## Start Rows
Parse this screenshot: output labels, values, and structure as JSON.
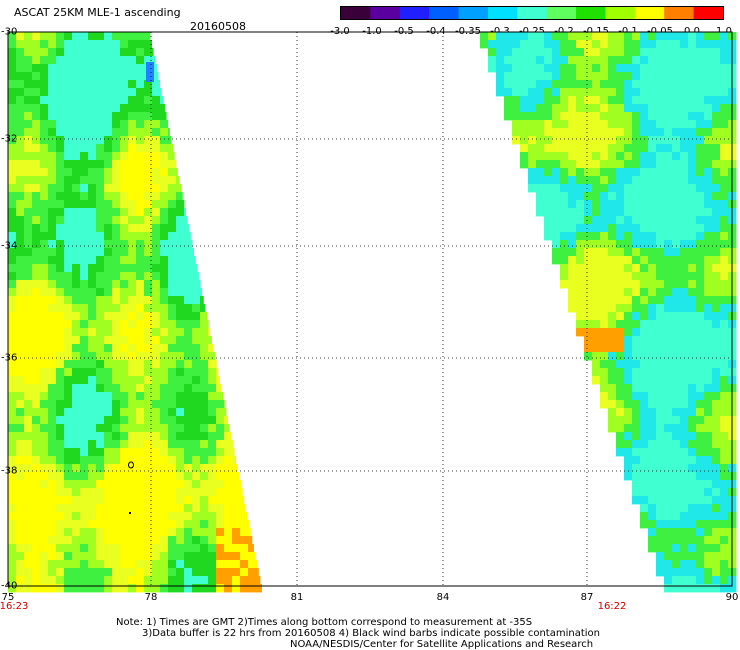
{
  "header": {
    "title": "ASCAT 25KM MLE-1 ascending",
    "date": "20160508"
  },
  "colorbar": {
    "ticks": [
      "-3.0",
      "-1.0",
      "-0.5",
      "-0.4",
      "-0.35",
      "-0.3",
      "-0.25",
      "-0.2",
      "-0.15",
      "-0.1",
      "-0.05",
      "0.0",
      "1.0"
    ],
    "colors": [
      "#3a003a",
      "#5a00a0",
      "#2020ff",
      "#0060ff",
      "#00a0ff",
      "#00e0ff",
      "#40ffd0",
      "#60ff60",
      "#20e000",
      "#a0ff00",
      "#ffff00",
      "#ff8000",
      "#ff0000"
    ]
  },
  "axes": {
    "lat_labels": [
      "-30",
      "-32",
      "-34",
      "-36",
      "-38",
      "-40"
    ],
    "lon_labels": [
      "75",
      "78",
      "81",
      "84",
      "87",
      "90"
    ]
  },
  "pass_times": {
    "left": "16:23",
    "right": "16:22"
  },
  "notes": {
    "line1": "Note: 1) Times are GMT 2)Times along bottom correspond to measurement at -35S",
    "line2": "3)Data buffer is 22 hrs from 20160508 4) Black wind barbs indicate possible contamination",
    "line3": "NOAA/NESDIS/Center for Satellite Applications and Research"
  }
}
## End Rows
What to produce —
All records above are to be printed exactly, minus the pictures they contain.

Worked solution —
Parse this screenshot: output labels, values, and structure as JSON.
{
  "header": {
    "title": "ASCAT 25KM MLE-1 ascending",
    "date": "20160508"
  },
  "colorbar": {
    "ticks": [
      "-3.0",
      "-1.0",
      "-0.5",
      "-0.4",
      "-0.35",
      "-0.3",
      "-0.25",
      "-0.2",
      "-0.15",
      "-0.1",
      "-0.05",
      "0.0",
      "1.0"
    ],
    "colors": [
      "#3a003a",
      "#5a00a0",
      "#2020ff",
      "#0060ff",
      "#00a0ff",
      "#00e0ff",
      "#40ffd0",
      "#60ff60",
      "#20e000",
      "#a0ff00",
      "#ffff00",
      "#ff8000",
      "#ff0000"
    ]
  },
  "axes": {
    "lat_labels": [
      "-30",
      "-32",
      "-34",
      "-36",
      "-38",
      "-40"
    ],
    "lon_labels": [
      "75",
      "78",
      "81",
      "84",
      "87",
      "90"
    ]
  },
  "pass_times": {
    "left": "16:23",
    "right": "16:22"
  },
  "notes": {
    "line1": "Note: 1) Times are GMT 2)Times along bottom correspond to measurement at -35S",
    "line2": "3)Data buffer is 22 hrs from 20160508 4) Black wind barbs indicate possible contamination",
    "line3": "NOAA/NESDIS/Center for Satellite Applications and Research"
  }
}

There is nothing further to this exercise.